• **AIM OF THE TASK**
Starting at the line that contains "date-divider <box>1754 157 1756 185</box>" and stopping after the line that contains "clients-select[interactable]: Clienti... <box>935", write out only those lines again, swapping "callout" for "tooltip" and leaving everything else unchanged.

• **INPUT DATA**
○ ○ ○ ○ ○

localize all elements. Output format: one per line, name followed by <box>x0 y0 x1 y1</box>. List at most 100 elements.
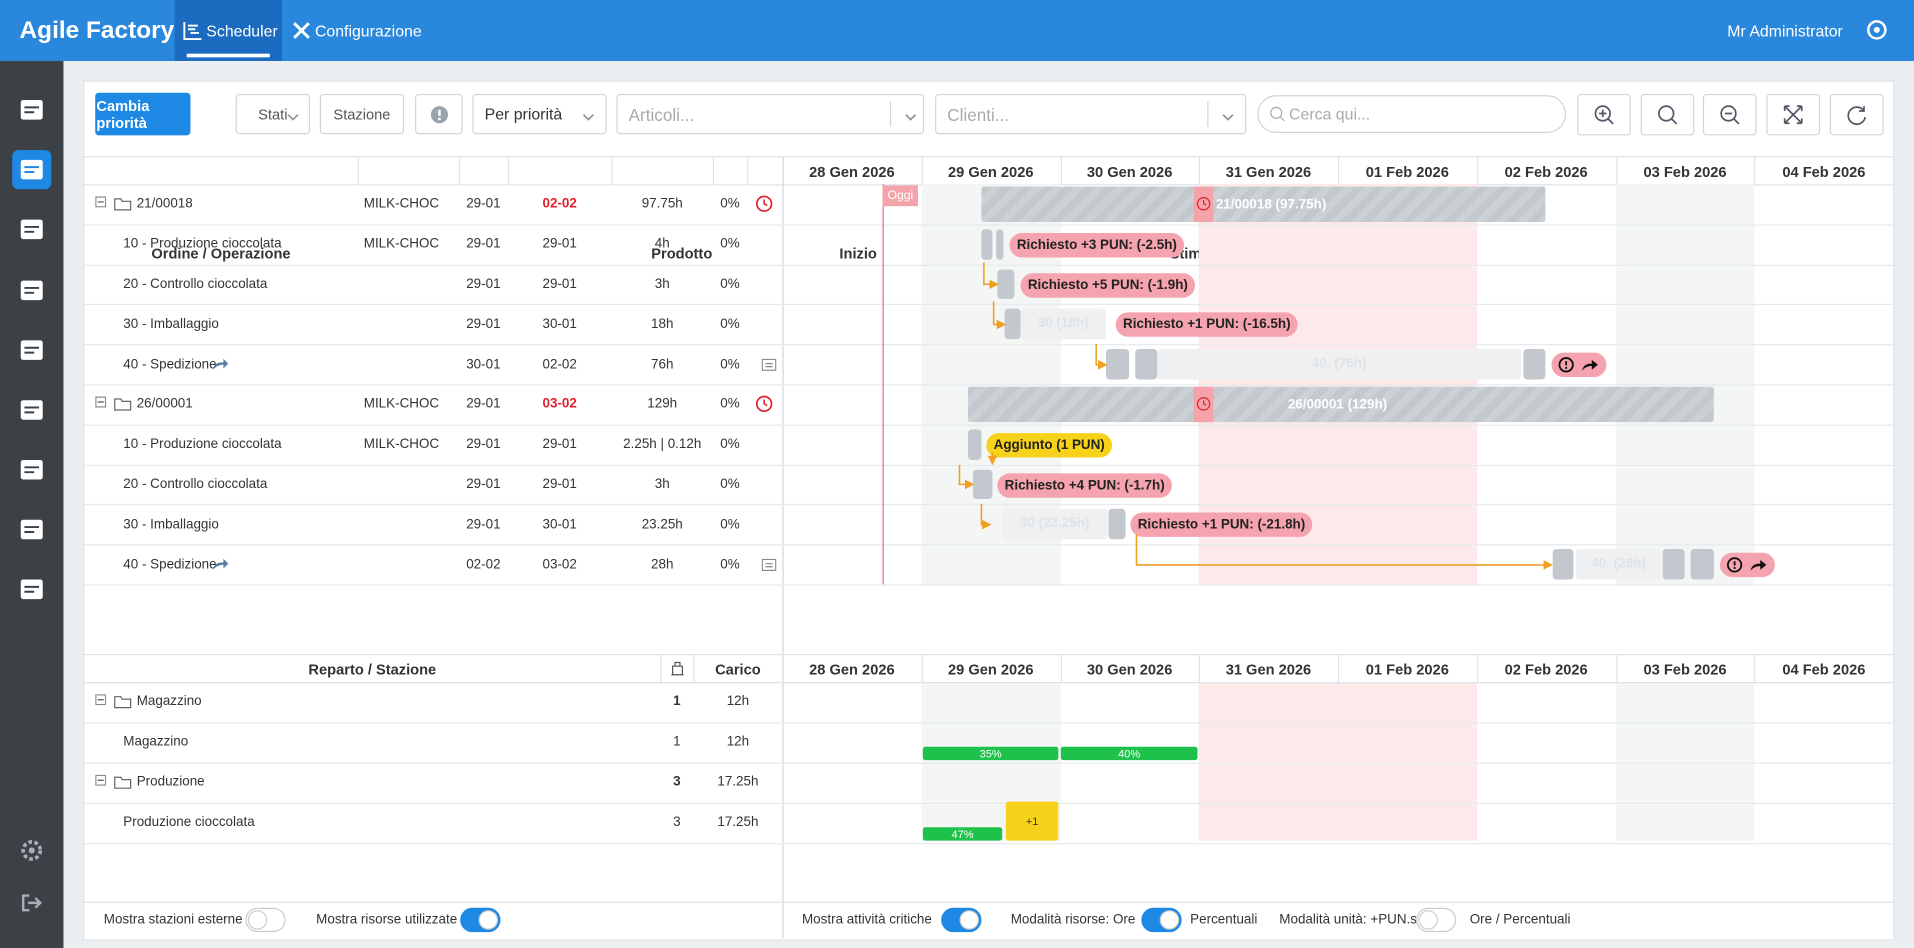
date-divider <box>1754 157 1756 185</box>
column-header-text: Prodotto <box>651 245 713 263</box>
load-bar: 40% <box>1060 746 1198 761</box>
user-icon[interactable] <box>1865 18 1888 41</box>
toggle[interactable] <box>941 907 982 933</box>
column-header: Carico <box>715 661 761 679</box>
callout: Aggiunto (1 PUN) <box>986 432 1113 458</box>
clients-select[interactable]: Clienti... <box>935 93 1247 135</box>
toggle[interactable] <box>1416 907 1457 933</box>
load: 12h <box>726 734 750 750</box>
logout-icon[interactable] <box>21 892 43 914</box>
operation-name[interactable]: 30 - Imballaggio <box>123 316 219 332</box>
nav-item[interactable] <box>12 570 51 609</box>
start-date: 29-01 <box>466 477 501 492</box>
date-divider <box>1476 655 1478 683</box>
nav-item[interactable] <box>12 210 51 249</box>
sidebar <box>0 61 64 948</box>
date-header: 30 Gen 2026 <box>1086 163 1173 181</box>
nav-icon <box>20 159 43 180</box>
estimate: 76h <box>651 356 674 372</box>
critical-pill[interactable] <box>1551 352 1607 378</box>
nav-item[interactable] <box>12 271 51 310</box>
critical-pill[interactable] <box>1719 552 1775 578</box>
settings-icon[interactable] <box>21 839 43 861</box>
column-header-text: Inizio <box>839 245 877 263</box>
states-dropdown[interactable]: Stati <box>235 93 311 135</box>
station-button[interactable]: Stazione <box>319 93 405 135</box>
icon-button[interactable] <box>1577 93 1631 136</box>
progress: 0% <box>720 477 740 492</box>
collapse-icon[interactable] <box>95 694 107 706</box>
nav-item[interactable] <box>12 150 52 190</box>
toggle[interactable] <box>245 907 286 933</box>
row-line <box>84 504 1894 506</box>
articles-select[interactable]: Articoli... <box>616 93 925 135</box>
icon-button[interactable] <box>1766 93 1821 136</box>
station[interactable]: Produzione cioccolata <box>123 815 255 830</box>
progress: 0% <box>720 356 740 372</box>
priority-button[interactable]: Cambia priorità <box>95 92 191 136</box>
chevron <box>905 114 917 121</box>
alert-button[interactable] <box>415 93 463 135</box>
product: MILK-CHOC <box>363 437 440 452</box>
collapse-icon[interactable] <box>95 196 107 208</box>
start-date: 29-01 <box>466 437 501 452</box>
date-header: 04 Feb 2026 <box>1782 163 1866 181</box>
column-header: Reparto / Stazione <box>308 661 437 679</box>
collapse-icon[interactable] <box>95 774 107 786</box>
user-name[interactable]: Mr Administrator <box>1727 21 1843 41</box>
nav-item[interactable] <box>12 510 51 549</box>
start-date: 29-01 <box>466 517 501 532</box>
search-placeholder: Cerca qui... <box>1289 104 1371 124</box>
date-header: 01 Feb 2026 <box>1365 661 1449 679</box>
order-id[interactable]: 21/00018 <box>136 196 193 212</box>
toggle[interactable] <box>460 907 501 933</box>
nav-icon <box>20 459 43 480</box>
toggle-knob <box>1418 910 1438 930</box>
estimate: 18h <box>651 316 674 332</box>
department[interactable]: Produzione <box>136 774 205 790</box>
nav-item[interactable] <box>12 450 51 489</box>
date-header: 31 Gen 2026 <box>1225 163 1312 181</box>
resources: 1 <box>673 694 681 709</box>
product: MILK-CHOC <box>363 236 440 252</box>
operation-name[interactable]: 30 - Imballaggio <box>123 517 219 532</box>
icon-button[interactable] <box>1829 93 1884 136</box>
sort-label: Per priorità <box>484 104 563 124</box>
nav-item[interactable] <box>12 90 51 129</box>
station[interactable]: Magazzino <box>123 734 189 750</box>
toolbar-icon <box>1658 105 1678 125</box>
search-input[interactable]: Cerca qui... <box>1257 95 1567 133</box>
tab-label[interactable]: Scheduler <box>206 21 278 41</box>
critical-icons <box>1558 357 1598 373</box>
calendar-icon <box>761 558 777 571</box>
row-line <box>84 384 1894 386</box>
divider <box>889 101 892 127</box>
operation-name[interactable]: 10 - Produzione cioccolata <box>123 236 282 252</box>
operation-name[interactable]: 20 - Controllo cioccolata <box>123 477 268 492</box>
operation-name[interactable]: 20 - Controllo cioccolata <box>123 276 268 292</box>
toggle[interactable] <box>1141 907 1182 933</box>
nav-item[interactable] <box>12 331 51 370</box>
tab-active[interactable]: Scheduler <box>174 0 282 62</box>
nav-item[interactable] <box>12 390 51 429</box>
icon-button[interactable] <box>1640 93 1695 136</box>
order-id[interactable]: 26/00001 <box>136 397 193 412</box>
column-divider <box>458 157 461 185</box>
estimate: 2.25h | 0.12h <box>623 437 702 452</box>
operation-name[interactable]: 10 - Produzione cioccolata <box>123 437 282 452</box>
dependency <box>1095 344 1108 370</box>
toggle-label: Modalità risorse: Ore <box>1010 912 1136 928</box>
nav-icon <box>20 400 43 420</box>
collapse-icon[interactable] <box>95 397 107 408</box>
icon-button[interactable] <box>1702 93 1757 136</box>
sort-select[interactable]: Per priorità <box>472 93 607 135</box>
tab-label[interactable]: Configurazione <box>314 21 422 41</box>
brand[interactable]: Agile Factory <box>19 17 175 44</box>
department[interactable]: Magazzino <box>136 694 202 709</box>
operation-name[interactable]: 40 - Spedizione <box>123 557 217 572</box>
operation-bar: 40. (28h) <box>1575 549 1662 580</box>
date-divider <box>1199 157 1201 185</box>
operation-name[interactable]: 40 - Spedizione <box>123 356 217 372</box>
resources: 1 <box>673 734 681 750</box>
progress: 0% <box>720 557 740 572</box>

○ ○ ○ ○ ○

• **ANSWER TO THIS TASK**
date-divider <box>1754 157 1756 185</box>
column-header-text: Prodotto <box>651 245 713 263</box>
load-bar: 40% <box>1060 746 1198 761</box>
user-icon[interactable] <box>1865 18 1888 41</box>
toggle[interactable] <box>941 907 982 933</box>
column-header: Carico <box>715 661 761 679</box>
tooltip: Aggiunto (1 PUN) <box>986 432 1113 458</box>
clients-select[interactable]: Clienti... <box>935 93 1247 135</box>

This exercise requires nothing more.